What you will do> Can you find the lines of the listing that include "selanjutnya" and copy every one?

(Dataset entries)
▼
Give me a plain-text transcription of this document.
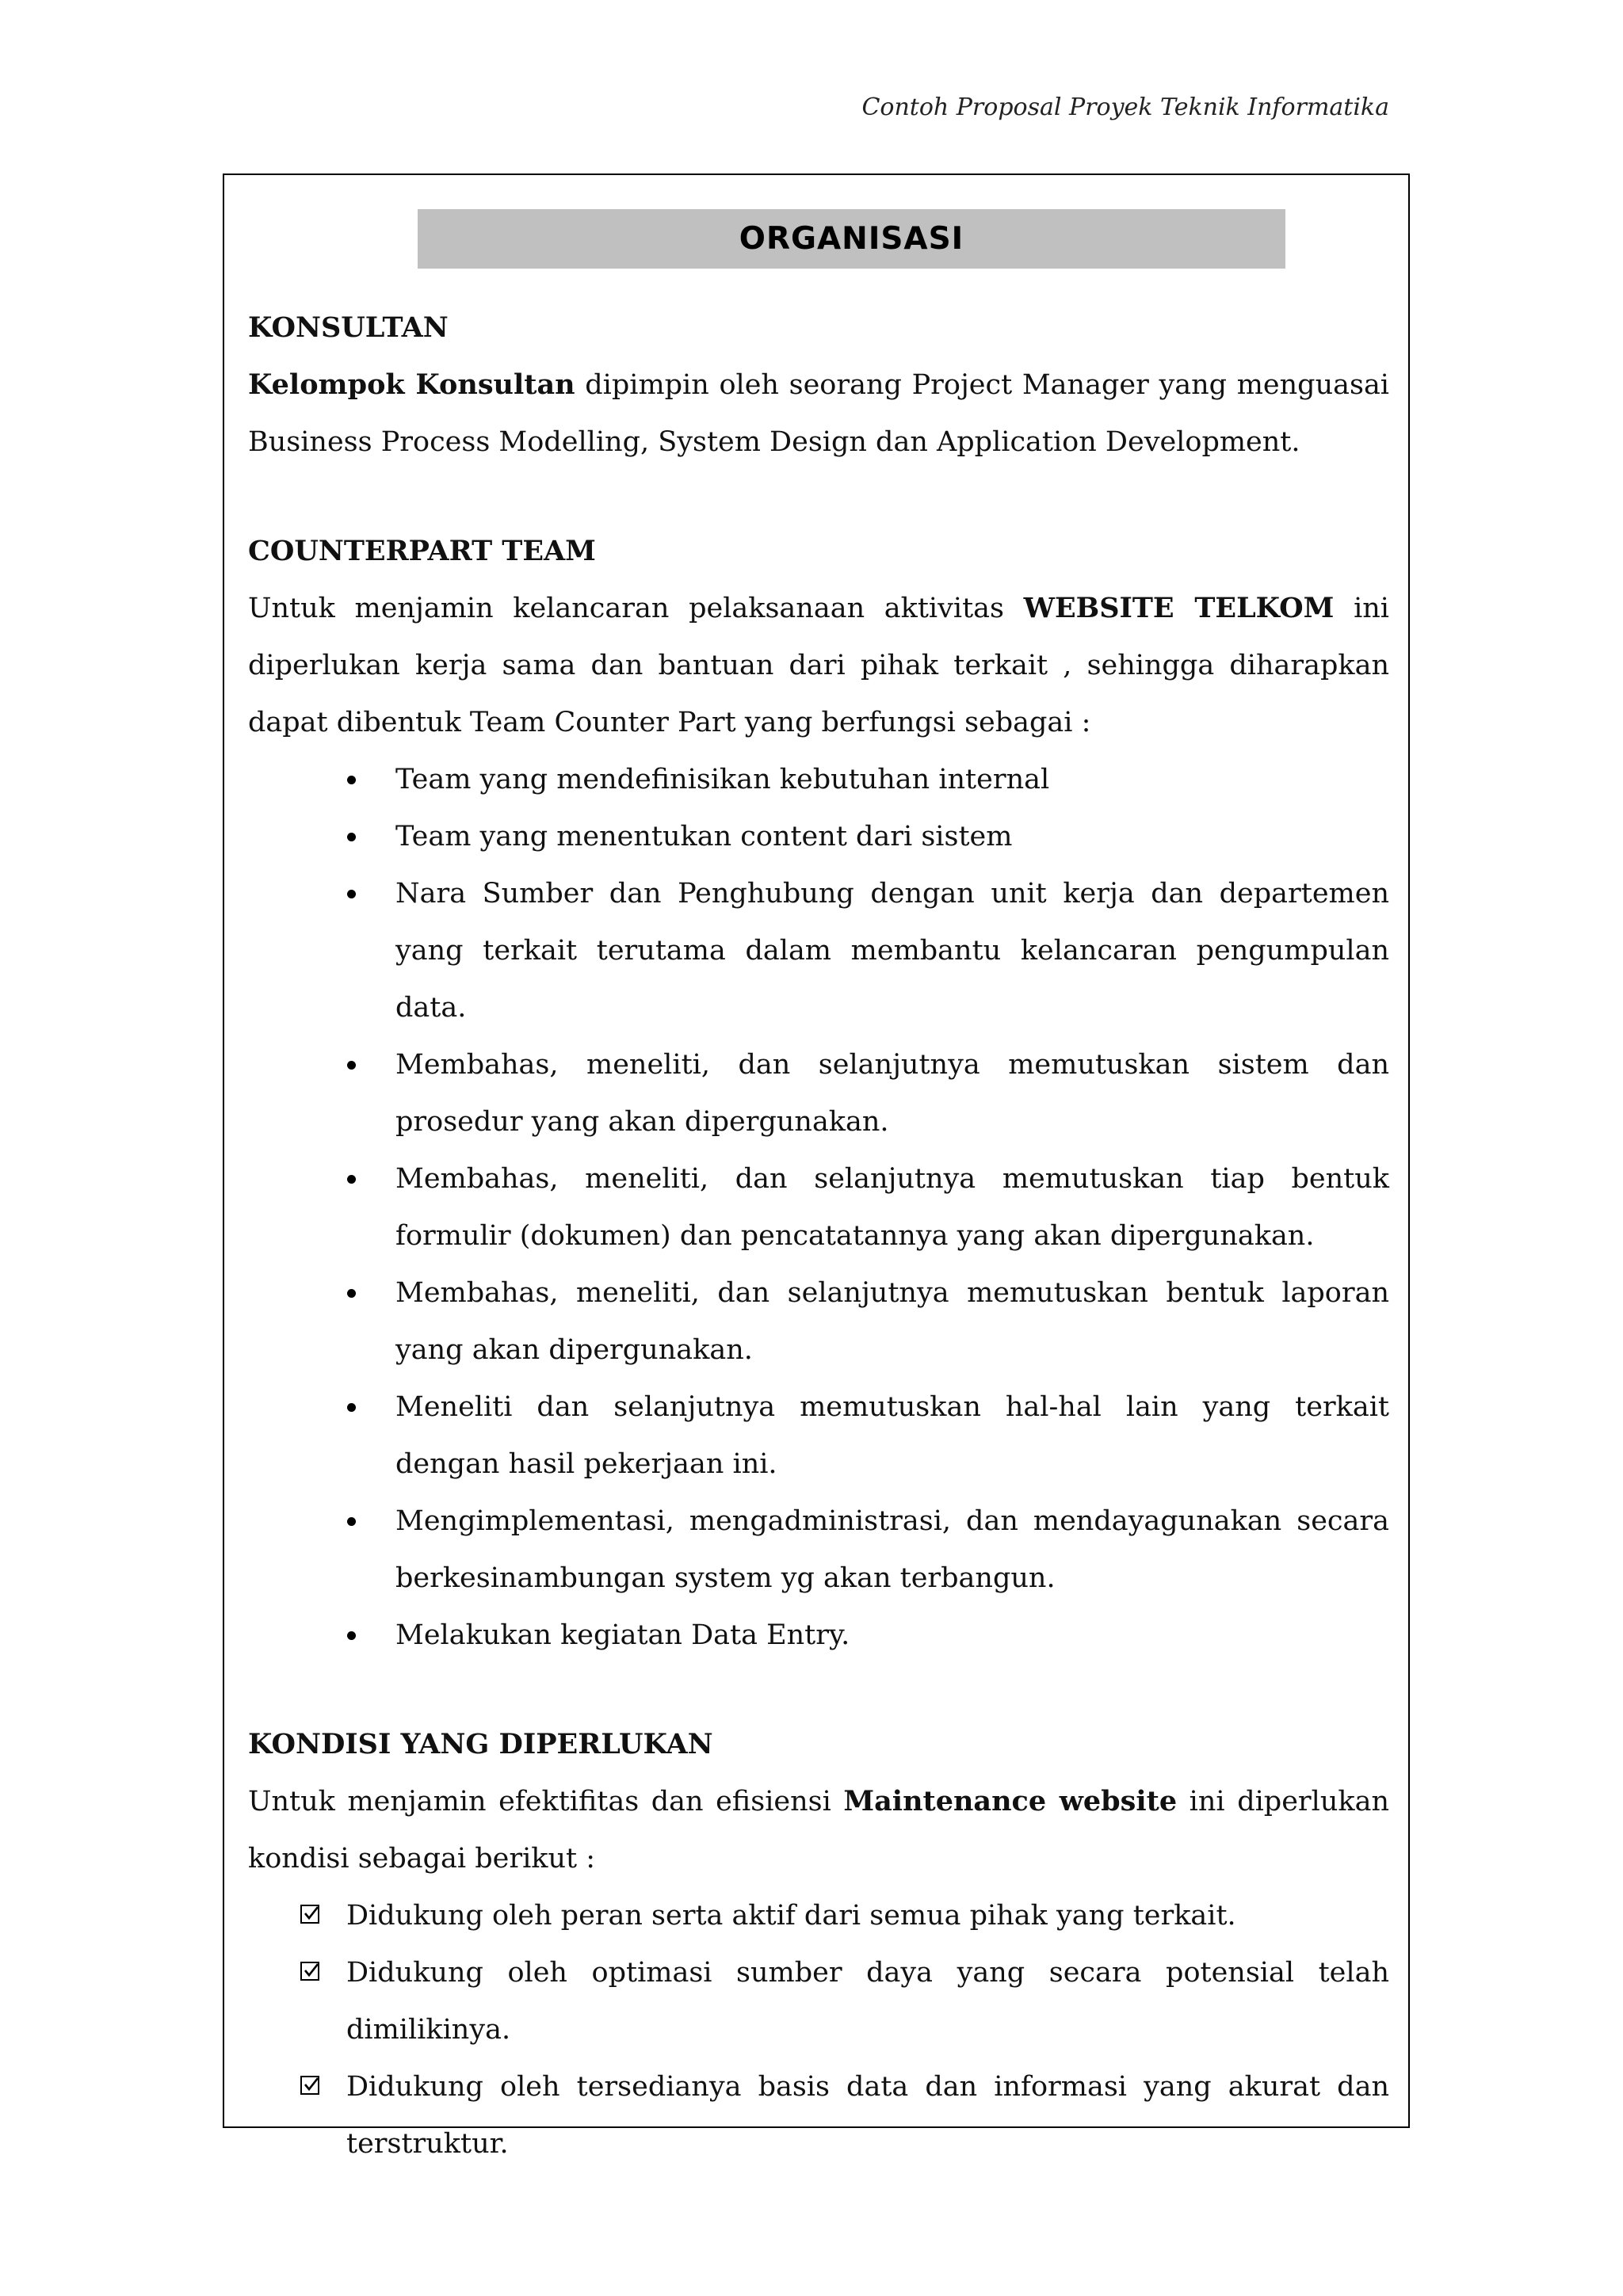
Contoh Proposal Proyek Teknik Informatika
ORGANISASI
KONSULTAN
Kelompok Konsultan dipimpin oleh seorang Project Manager yang menguasai Business Process Modelling, System Design dan Application Development.
COUNTERPART TEAM
Untuk menjamin kelancaran pelaksanaan aktivitas WEBSITE TELKOM ini diperlukan kerja sama dan bantuan dari pihak terkait , sehingga diharapkan dapat dibentuk Team Counter Part yang berfungsi sebagai :
Team yang mendefinisikan kebutuhan internal
Team yang menentukan content dari sistem
Nara Sumber dan Penghubung dengan unit kerja dan departemen yang terkait terutama dalam membantu kelancaran pengumpulan data.
Membahas, meneliti, dan selanjutnya memutuskan sistem dan prosedur yang akan dipergunakan.
Membahas, meneliti, dan selanjutnya memutuskan tiap bentuk formulir (dokumen) dan pencatatannya yang akan dipergunakan.
Membahas, meneliti, dan selanjutnya memutuskan bentuk laporan yang akan dipergunakan.
Meneliti dan selanjutnya memutuskan hal-hal lain yang terkait dengan hasil pekerjaan ini.
Mengimplementasi, mengadministrasi, dan mendayagunakan secara berkesinambungan system yg akan terbangun.
Melakukan kegiatan Data Entry.
KONDISI YANG DIPERLUKAN
Untuk menjamin efektifitas dan efisiensi Maintenance website ini diperlukan kondisi sebagai berikut :
Didukung oleh peran serta aktif dari semua pihak yang terkait.
Didukung oleh optimasi sumber daya yang secara potensial telah dimilikinya.
Didukung oleh tersedianya basis data dan informasi yang akurat dan terstruktur.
▲
Task solution>
Membahas, meneliti, dan selanjutnya memutuskan sistem dan prosedur yang akan dipergunakan.
Membahas, meneliti, dan selanjutnya memutuskan tiap bentuk formulir (dokumen) dan pencatatannya yang akan dipergunakan.
Membahas, meneliti, dan selanjutnya memutuskan bentuk laporan yang akan dipergunakan.
Meneliti dan selanjutnya memutuskan hal-hal lain yang terkait dengan hasil pekerjaan ini.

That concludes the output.